■ **Aim**
Without changing a character, return the entries, but not the images they hold.
───── Supplied records ─────
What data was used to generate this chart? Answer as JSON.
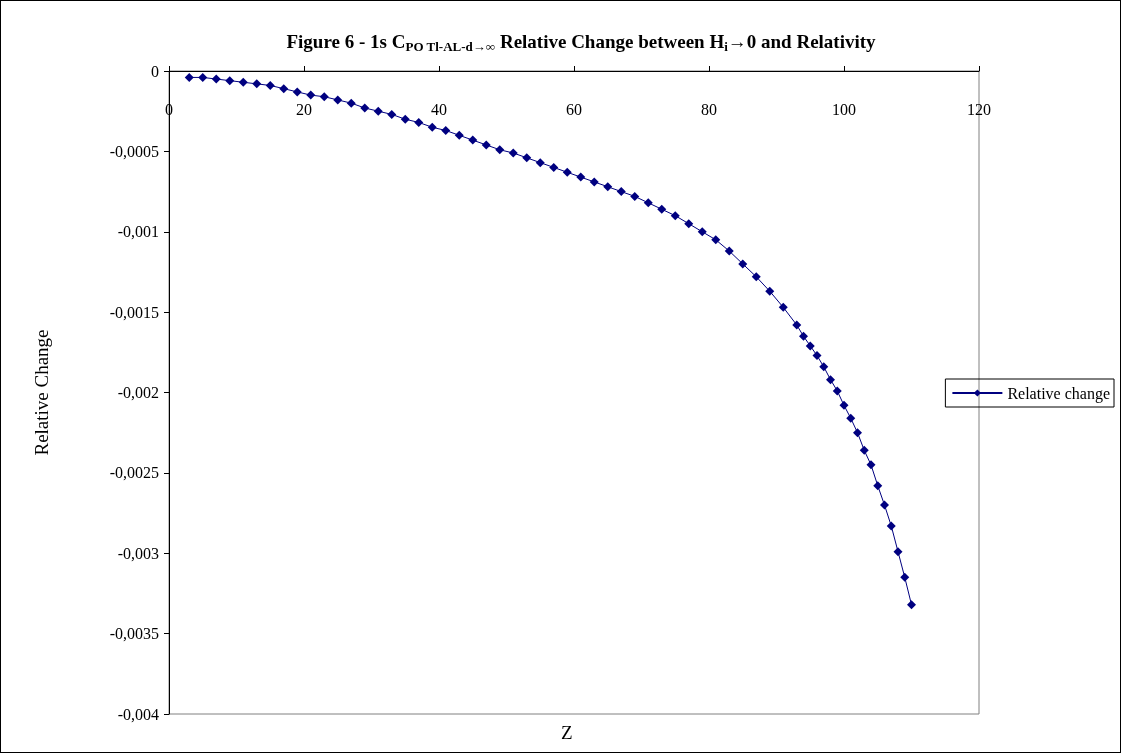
{
  "chart_data": {
    "type": "line",
    "title": "Figure 6 - 1s C$_{PO Tl-AL-d→∞}$ Relative Change between H$_{i}$→0 and Relativity",
    "xlabel": "Z",
    "ylabel": "Relative Change",
    "series": [
      {
        "name": "Relative change",
        "color": "#000080",
        "x": [
          3,
          5,
          7,
          9,
          11,
          13,
          15,
          17,
          19,
          21,
          23,
          25,
          27,
          29,
          31,
          33,
          35,
          37,
          39,
          41,
          43,
          45,
          47,
          49,
          51,
          53,
          55,
          57,
          59,
          61,
          63,
          65,
          67,
          69,
          71,
          73,
          75,
          77,
          79,
          81,
          83,
          85,
          87,
          89,
          91,
          93,
          94,
          95,
          96,
          97,
          98,
          99,
          100,
          101,
          102,
          103,
          104,
          105,
          106,
          107,
          108,
          109,
          110
        ],
        "values": [
          -4e-05,
          -4e-05,
          -5e-05,
          -6e-05,
          -7e-05,
          -8e-05,
          -9e-05,
          -0.00011,
          -0.00013,
          -0.00015,
          -0.00016,
          -0.00018,
          -0.0002,
          -0.00023,
          -0.00025,
          -0.00027,
          -0.0003,
          -0.00032,
          -0.00035,
          -0.00037,
          -0.0004,
          -0.00043,
          -0.00046,
          -0.00049,
          -0.00051,
          -0.00054,
          -0.00057,
          -0.0006,
          -0.00063,
          -0.00066,
          -0.00069,
          -0.00072,
          -0.00075,
          -0.00078,
          -0.00082,
          -0.00086,
          -0.0009,
          -0.00095,
          -0.001,
          -0.00105,
          -0.00112,
          -0.0012,
          -0.00128,
          -0.00137,
          -0.00147,
          -0.00158,
          -0.00165,
          -0.00171,
          -0.00177,
          -0.00184,
          -0.00192,
          -0.00199,
          -0.00208,
          -0.00216,
          -0.00225,
          -0.00236,
          -0.00245,
          -0.00258,
          -0.0027,
          -0.00283,
          -0.00299,
          -0.00315,
          -0.00332
        ]
      }
    ],
    "xlim": [
      0,
      120
    ],
    "xticks": [
      0,
      20,
      40,
      60,
      80,
      100,
      120
    ],
    "ylim": [
      -0.004,
      0
    ],
    "yticks": [
      {
        "value": -0.004,
        "label": "-0,004"
      },
      {
        "value": -0.0035,
        "label": "-0,0035"
      },
      {
        "value": -0.003,
        "label": "-0,003"
      },
      {
        "value": -0.0025,
        "label": "-0,0025"
      },
      {
        "value": -0.002,
        "label": "-0,002"
      },
      {
        "value": -0.0015,
        "label": "-0,0015"
      },
      {
        "value": -0.001,
        "label": "-0,001"
      },
      {
        "value": -0.0005,
        "label": "-0,0005"
      },
      0
    ],
    "grid": false,
    "legend": "right",
    "marker": "diamond",
    "line_style": "solid"
  }
}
─────
■ **Complete output**
What data was used to generate this chart? Answer as JSON.
{
  "chart_data": {
    "type": "line",
    "title": "Figure 6 - 1s C$_{PO Tl-AL-d→∞}$ Relative Change between H$_{i}$→0 and Relativity",
    "xlabel": "Z",
    "ylabel": "Relative Change",
    "series": [
      {
        "name": "Relative change",
        "color": "#000080",
        "x": [
          3,
          5,
          7,
          9,
          11,
          13,
          15,
          17,
          19,
          21,
          23,
          25,
          27,
          29,
          31,
          33,
          35,
          37,
          39,
          41,
          43,
          45,
          47,
          49,
          51,
          53,
          55,
          57,
          59,
          61,
          63,
          65,
          67,
          69,
          71,
          73,
          75,
          77,
          79,
          81,
          83,
          85,
          87,
          89,
          91,
          93,
          94,
          95,
          96,
          97,
          98,
          99,
          100,
          101,
          102,
          103,
          104,
          105,
          106,
          107,
          108,
          109,
          110
        ],
        "values": [
          -4e-05,
          -4e-05,
          -5e-05,
          -6e-05,
          -7e-05,
          -8e-05,
          -9e-05,
          -0.00011,
          -0.00013,
          -0.00015,
          -0.00016,
          -0.00018,
          -0.0002,
          -0.00023,
          -0.00025,
          -0.00027,
          -0.0003,
          -0.00032,
          -0.00035,
          -0.00037,
          -0.0004,
          -0.00043,
          -0.00046,
          -0.00049,
          -0.00051,
          -0.00054,
          -0.00057,
          -0.0006,
          -0.00063,
          -0.00066,
          -0.00069,
          -0.00072,
          -0.00075,
          -0.00078,
          -0.00082,
          -0.00086,
          -0.0009,
          -0.00095,
          -0.001,
          -0.00105,
          -0.00112,
          -0.0012,
          -0.00128,
          -0.00137,
          -0.00147,
          -0.00158,
          -0.00165,
          -0.00171,
          -0.00177,
          -0.00184,
          -0.00192,
          -0.00199,
          -0.00208,
          -0.00216,
          -0.00225,
          -0.00236,
          -0.00245,
          -0.00258,
          -0.0027,
          -0.00283,
          -0.00299,
          -0.00315,
          -0.00332
        ]
      }
    ],
    "xlim": [
      0,
      120
    ],
    "xticks": [
      0,
      20,
      40,
      60,
      80,
      100,
      120
    ],
    "ylim": [
      -0.004,
      0
    ],
    "yticks": [
      {
        "value": -0.004,
        "label": "-0,004"
      },
      {
        "value": -0.0035,
        "label": "-0,0035"
      },
      {
        "value": -0.003,
        "label": "-0,003"
      },
      {
        "value": -0.0025,
        "label": "-0,0025"
      },
      {
        "value": -0.002,
        "label": "-0,002"
      },
      {
        "value": -0.0015,
        "label": "-0,0015"
      },
      {
        "value": -0.001,
        "label": "-0,001"
      },
      {
        "value": -0.0005,
        "label": "-0,0005"
      },
      0
    ],
    "grid": false,
    "legend": "right",
    "marker": "diamond",
    "line_style": "solid"
  }
}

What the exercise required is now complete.